Write out word for word the section of the passage on California independence starting at "Sealing the deal" and ending at "on your own.".

#### Provided passage

Put another way, many Americans already view California as a huge nuisance. Think what we could be if we really put our minds to it.
Sealing the deal
One way these negotiations could shake out is that California eventually carves out enough autonomy for itself that America becomes a halfway-decent deal for California again. We don’t get fair representation in the Senate, you don’t tell us what to do, it’s all good.
However this might not last forever. It’s not so much about how much Californians want independence (since we can’t just up and secede unilaterally) as that America might eventually get sick of a of California that constantly grinds out concessions of autonomy and lawyers up every time the federal government tries to take back any little bit of control. At some point, the feds might say, look California, you either act like part of this country, or you’re on your own.
At that point, could the United States pass a constitutional amendment kicking us out? Almost certainly not, as that would deprive California of “its equal suffrage in the Senate… without its consent”. (Now that’s irony.)
Which would mean California and America would have to make a deal. Not a little deal for more autonomy in one area, but a big deal, outlining what to do about everything from splitting up the national debt, to the military, to water from the Colorado river, to how best to split up the Social Security system.
You’ll get to vote on it
Our initiative authorizes the Governor to hammer out terms of such a deal, but importantly, not the power to put it into effect:
to negotiate the terms of a final settlement allowing California to become a fully-functioning sovereign and autonomous nation, not to take effect until adopted by the voters as a revision to this Constitution.
Which means if we get to the point where California and the U.S. agree that splitting up is better than the alternative, you, the California voter, are going to get to see the terms of the deal, and vote them up or down. This is, after all, California.
I think this directly answers some of the big worries Californians have. For example:
What would happen to America if California’s net 25 Democratic seats in the House went away? Wait until the right time, or until Texas is going to leave too.
What about the military? We don’t even have to become a fully independent country; a Compact of Free Association, which the United States already has with three other countries, would make military protection a non-issue (just stop charging Californians $72 billion a year for it, okay?).

########
#### Data section

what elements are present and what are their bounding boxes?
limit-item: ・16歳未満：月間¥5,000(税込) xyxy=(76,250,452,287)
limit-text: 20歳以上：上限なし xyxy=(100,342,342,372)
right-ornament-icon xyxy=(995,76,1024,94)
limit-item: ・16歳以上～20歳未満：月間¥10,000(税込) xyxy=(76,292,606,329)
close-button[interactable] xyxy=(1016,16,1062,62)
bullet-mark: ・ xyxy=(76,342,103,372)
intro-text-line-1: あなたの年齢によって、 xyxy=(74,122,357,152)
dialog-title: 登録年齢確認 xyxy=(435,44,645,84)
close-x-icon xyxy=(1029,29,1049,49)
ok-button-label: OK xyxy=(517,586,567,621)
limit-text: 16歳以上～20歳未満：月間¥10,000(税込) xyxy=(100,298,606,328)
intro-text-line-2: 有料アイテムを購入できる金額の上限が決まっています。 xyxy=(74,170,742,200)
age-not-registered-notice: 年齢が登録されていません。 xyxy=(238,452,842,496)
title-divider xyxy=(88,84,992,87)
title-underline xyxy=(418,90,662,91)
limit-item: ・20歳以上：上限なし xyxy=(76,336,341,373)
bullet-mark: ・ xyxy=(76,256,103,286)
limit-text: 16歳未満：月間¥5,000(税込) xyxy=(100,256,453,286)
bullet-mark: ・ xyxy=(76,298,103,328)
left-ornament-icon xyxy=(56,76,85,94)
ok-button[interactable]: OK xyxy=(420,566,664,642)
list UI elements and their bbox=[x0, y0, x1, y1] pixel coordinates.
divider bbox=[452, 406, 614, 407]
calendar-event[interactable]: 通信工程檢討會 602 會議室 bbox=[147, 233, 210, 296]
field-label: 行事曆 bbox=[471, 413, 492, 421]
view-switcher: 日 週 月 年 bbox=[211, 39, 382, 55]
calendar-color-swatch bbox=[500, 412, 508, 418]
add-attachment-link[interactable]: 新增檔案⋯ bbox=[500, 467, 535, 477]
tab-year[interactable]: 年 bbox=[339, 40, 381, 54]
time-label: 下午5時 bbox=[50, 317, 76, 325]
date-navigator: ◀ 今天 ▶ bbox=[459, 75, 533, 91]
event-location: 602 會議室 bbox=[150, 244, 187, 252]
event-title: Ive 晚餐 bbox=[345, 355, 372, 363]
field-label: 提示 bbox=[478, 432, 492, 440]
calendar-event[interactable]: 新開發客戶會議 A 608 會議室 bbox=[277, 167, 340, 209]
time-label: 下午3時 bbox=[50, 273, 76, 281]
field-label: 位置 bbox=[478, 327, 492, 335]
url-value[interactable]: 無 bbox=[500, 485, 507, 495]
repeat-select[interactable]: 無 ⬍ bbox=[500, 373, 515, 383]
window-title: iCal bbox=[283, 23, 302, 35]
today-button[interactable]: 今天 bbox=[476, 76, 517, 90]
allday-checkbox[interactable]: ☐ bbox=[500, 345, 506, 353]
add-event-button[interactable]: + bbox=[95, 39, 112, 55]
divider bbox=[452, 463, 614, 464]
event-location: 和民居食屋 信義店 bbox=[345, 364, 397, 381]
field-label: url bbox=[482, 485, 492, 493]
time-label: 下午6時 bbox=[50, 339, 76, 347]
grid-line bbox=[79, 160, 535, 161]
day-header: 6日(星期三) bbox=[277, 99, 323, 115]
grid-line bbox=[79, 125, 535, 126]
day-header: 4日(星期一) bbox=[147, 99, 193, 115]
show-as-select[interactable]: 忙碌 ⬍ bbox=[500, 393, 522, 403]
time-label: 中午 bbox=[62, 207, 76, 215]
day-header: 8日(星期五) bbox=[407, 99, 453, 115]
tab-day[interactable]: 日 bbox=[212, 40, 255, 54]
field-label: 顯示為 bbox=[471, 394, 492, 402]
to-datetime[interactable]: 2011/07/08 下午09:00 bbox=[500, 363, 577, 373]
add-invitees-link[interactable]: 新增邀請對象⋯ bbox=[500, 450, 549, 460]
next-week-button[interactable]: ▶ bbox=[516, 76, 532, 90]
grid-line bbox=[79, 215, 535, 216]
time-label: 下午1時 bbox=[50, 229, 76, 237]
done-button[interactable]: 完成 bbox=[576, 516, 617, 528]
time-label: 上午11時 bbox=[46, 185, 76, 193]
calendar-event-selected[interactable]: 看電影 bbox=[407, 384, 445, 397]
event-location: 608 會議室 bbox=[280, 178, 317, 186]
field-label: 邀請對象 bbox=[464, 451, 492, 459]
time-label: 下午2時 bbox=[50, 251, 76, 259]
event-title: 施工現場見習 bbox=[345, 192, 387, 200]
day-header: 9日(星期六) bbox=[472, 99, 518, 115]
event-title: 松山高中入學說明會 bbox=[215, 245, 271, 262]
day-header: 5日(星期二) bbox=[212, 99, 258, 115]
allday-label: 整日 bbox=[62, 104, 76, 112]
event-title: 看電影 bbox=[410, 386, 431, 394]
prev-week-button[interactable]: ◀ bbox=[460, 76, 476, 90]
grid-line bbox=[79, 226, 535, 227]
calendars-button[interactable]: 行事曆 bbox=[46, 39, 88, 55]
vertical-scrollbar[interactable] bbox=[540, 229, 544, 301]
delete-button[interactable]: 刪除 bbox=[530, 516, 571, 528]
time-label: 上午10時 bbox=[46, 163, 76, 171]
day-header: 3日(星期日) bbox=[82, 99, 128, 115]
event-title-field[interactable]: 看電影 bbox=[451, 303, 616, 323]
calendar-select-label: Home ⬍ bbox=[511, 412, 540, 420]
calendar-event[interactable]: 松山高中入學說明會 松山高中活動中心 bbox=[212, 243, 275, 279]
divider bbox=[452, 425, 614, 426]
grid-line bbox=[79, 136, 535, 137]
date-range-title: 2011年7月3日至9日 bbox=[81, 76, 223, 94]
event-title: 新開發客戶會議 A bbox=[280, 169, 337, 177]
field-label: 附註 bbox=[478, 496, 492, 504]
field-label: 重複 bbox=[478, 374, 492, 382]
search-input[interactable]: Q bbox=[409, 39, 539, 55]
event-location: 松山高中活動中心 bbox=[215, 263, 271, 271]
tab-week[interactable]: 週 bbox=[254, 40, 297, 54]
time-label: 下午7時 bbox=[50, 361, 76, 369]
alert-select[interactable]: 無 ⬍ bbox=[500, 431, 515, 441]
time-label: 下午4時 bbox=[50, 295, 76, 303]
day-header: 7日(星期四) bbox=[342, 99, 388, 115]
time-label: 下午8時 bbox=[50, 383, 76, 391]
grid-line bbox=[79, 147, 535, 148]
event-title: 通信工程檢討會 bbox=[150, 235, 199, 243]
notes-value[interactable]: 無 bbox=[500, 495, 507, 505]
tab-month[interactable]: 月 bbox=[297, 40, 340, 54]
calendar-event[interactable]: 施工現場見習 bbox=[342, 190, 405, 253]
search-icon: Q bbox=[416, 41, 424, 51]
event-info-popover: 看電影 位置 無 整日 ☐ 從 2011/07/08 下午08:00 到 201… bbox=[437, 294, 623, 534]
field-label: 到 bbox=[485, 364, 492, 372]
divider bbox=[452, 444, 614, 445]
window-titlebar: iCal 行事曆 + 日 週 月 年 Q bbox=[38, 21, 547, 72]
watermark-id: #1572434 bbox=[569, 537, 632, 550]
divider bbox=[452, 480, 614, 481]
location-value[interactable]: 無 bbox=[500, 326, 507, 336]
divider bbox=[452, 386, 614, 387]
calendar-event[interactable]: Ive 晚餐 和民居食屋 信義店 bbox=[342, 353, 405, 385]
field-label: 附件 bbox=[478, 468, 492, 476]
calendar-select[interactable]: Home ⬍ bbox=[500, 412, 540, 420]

########

- **Reply**:
Sealing the deal
One way these negotiations could shake out is that California eventually carves out enough autonomy for itself that America becomes a halfway-decent deal for California again. We don’t get fair representation in the Senate, you don’t tell us what to do, it’s all good.
However this might not last forever. It’s not so much about how much Californians want independence (since we can’t just up and secede unilaterally) as that America might eventually get sick of a of California that constantly grinds out concessions of autonomy and lawyers up every time the federal government tries to take back any little bit of control. At some point, the feds might say, look California, you either act like part of this country, or you’re on your own.